▸ Extrait à lire:
____________________
Dans l'introduction de ce livre, Peter Dalmaris manifeste un grand enthousiasme à propos du produit décrit. Il énumère 10 avantages de KiCad avec lesquels je ne peux pas être en désaccord, même s'il y a aussi des contre-arguments en faveur de produits concurrents, comme Eagle. Peter Dalmaris fait également preuve d'honnêteté lorsqu'il s'agit d'avertir les utilisateurs d'autres programmes des particularités de KiCad. Son principal conseil : « il est plus facile d’apprendre KiCad si vous mettez délibérément vos attentes de côté en l'abordant dans l’état d’esprit d’un débutant ».

Bien plus qu'un livre

Si concevoir une carte à circuit imprimé à l'aide de KiCad est un projet aux multiples aspects, l'ouvrage lui-même ne témoigne que d'une partie des efforts de Peter Dalmaris pour vous accompagner sur le chemin d'une courbe d'apprentissage ambitieuse. Vous avez aussi à portée de main :
  • Une communication directe avec le lecteur au moyen d'un site web dédié (Techexplore)
____________________
▸ Données fournies:
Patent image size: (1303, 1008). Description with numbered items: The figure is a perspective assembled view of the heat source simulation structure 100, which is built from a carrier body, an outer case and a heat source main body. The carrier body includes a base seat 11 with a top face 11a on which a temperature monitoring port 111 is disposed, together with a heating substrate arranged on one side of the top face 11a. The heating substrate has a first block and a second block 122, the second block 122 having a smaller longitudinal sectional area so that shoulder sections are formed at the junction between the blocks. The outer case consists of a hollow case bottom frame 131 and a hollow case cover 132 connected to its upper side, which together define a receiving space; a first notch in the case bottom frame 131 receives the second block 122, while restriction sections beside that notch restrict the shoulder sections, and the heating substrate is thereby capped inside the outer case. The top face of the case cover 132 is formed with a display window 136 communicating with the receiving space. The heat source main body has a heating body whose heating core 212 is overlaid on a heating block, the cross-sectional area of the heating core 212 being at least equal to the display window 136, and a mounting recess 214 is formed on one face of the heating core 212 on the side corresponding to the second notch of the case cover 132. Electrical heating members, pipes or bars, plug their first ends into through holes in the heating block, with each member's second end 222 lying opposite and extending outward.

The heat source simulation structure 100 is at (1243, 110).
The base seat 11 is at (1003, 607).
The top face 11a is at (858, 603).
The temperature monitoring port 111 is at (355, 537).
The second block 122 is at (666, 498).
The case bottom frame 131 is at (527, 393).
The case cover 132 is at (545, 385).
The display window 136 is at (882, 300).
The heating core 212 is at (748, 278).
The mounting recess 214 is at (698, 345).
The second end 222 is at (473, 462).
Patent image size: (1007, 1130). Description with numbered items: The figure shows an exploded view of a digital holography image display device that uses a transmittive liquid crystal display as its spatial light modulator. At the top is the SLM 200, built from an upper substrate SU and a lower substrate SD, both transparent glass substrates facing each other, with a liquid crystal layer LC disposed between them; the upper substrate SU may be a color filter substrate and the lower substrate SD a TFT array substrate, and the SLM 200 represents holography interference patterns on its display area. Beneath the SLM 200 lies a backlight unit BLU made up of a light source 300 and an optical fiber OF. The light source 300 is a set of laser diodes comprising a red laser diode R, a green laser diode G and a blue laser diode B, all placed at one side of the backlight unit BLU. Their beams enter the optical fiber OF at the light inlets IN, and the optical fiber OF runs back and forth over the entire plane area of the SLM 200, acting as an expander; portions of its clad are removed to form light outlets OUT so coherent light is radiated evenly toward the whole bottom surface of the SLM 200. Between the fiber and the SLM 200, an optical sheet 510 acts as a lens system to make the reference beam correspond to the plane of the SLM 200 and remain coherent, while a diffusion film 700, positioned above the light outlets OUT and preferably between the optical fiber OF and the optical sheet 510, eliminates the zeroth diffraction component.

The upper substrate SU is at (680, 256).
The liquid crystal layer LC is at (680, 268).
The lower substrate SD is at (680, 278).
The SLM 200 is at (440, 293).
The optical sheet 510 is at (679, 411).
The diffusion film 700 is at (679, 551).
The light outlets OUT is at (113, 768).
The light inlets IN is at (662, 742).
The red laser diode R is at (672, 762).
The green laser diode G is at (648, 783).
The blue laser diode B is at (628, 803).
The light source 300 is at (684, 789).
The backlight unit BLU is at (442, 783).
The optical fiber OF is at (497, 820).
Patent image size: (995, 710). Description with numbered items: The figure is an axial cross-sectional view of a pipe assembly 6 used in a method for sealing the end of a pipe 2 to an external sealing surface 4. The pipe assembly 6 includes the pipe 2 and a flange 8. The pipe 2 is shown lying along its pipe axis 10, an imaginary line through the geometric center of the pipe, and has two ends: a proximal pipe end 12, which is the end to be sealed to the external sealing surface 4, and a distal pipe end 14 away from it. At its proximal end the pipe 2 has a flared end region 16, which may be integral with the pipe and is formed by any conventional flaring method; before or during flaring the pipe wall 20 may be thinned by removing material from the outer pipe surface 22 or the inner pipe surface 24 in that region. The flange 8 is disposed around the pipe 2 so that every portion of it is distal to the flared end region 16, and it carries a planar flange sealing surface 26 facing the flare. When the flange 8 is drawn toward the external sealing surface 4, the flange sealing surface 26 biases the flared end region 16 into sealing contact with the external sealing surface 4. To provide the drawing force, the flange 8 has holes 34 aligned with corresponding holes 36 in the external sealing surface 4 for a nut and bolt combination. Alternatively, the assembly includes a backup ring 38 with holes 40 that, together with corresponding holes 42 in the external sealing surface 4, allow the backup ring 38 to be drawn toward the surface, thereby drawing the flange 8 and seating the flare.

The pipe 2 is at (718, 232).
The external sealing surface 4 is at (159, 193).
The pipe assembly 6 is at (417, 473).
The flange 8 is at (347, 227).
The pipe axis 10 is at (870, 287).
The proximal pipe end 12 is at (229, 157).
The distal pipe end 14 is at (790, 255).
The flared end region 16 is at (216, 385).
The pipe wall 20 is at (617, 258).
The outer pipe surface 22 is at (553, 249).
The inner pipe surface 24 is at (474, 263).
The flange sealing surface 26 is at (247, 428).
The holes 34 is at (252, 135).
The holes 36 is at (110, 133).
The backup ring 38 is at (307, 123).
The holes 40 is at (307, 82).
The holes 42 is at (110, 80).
____________________
Recopiez à l'identique le passage de l'extrait sur KiCad situé entre « Bien plus qu'un » et « web dédié (Techexplore) », ces deux segments inclus. La liste n'a aucun rapport avec l'extrait.

▸ Réponse rédigée:
Bien plus qu'un livre

Si concevoir une carte à circuit imprimé à l'aide de KiCad est un projet aux multiples aspects, l'ouvrage lui-même ne témoigne que d'une partie des efforts de Peter Dalmaris pour vous accompagner sur le chemin d'une courbe d'apprentissage ambitieuse. Vous avez aussi à portée de main :
  • Une communication directe avec le lecteur au moyen d'un site web dédié (Techexplore)